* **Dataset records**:
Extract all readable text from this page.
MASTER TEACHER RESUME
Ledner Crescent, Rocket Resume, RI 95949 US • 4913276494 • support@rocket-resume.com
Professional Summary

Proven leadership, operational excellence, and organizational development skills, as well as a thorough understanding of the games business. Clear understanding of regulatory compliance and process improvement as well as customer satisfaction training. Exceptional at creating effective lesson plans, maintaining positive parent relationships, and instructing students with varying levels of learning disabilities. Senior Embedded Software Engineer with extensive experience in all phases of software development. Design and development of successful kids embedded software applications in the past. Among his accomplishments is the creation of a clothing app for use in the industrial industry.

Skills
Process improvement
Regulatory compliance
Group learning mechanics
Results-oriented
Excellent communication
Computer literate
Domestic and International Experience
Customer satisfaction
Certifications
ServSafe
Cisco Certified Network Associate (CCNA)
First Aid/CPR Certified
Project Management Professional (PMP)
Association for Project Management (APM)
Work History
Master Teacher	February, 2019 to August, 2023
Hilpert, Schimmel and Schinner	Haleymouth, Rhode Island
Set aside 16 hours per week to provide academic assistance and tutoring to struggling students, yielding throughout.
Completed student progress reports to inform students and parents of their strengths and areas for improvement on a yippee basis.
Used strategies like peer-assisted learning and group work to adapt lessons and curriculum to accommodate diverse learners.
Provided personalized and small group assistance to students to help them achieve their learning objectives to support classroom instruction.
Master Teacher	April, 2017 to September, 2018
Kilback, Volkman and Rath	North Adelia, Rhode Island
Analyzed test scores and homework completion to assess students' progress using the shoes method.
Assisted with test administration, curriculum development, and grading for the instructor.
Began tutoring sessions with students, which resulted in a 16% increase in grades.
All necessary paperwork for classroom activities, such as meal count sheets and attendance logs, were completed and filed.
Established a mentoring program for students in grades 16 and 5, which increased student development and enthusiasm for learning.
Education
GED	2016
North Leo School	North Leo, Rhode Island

* **Work to do**: Gather each line of the listing containing the word "assistance" and show it.

* **Task response**:
Set aside 16 hours per week to provide academic assistance and tutoring to struggling students, yielding throughout.
Provided personalized and small group assistance to students to help them achieve their learning objectives to support classroom instruction.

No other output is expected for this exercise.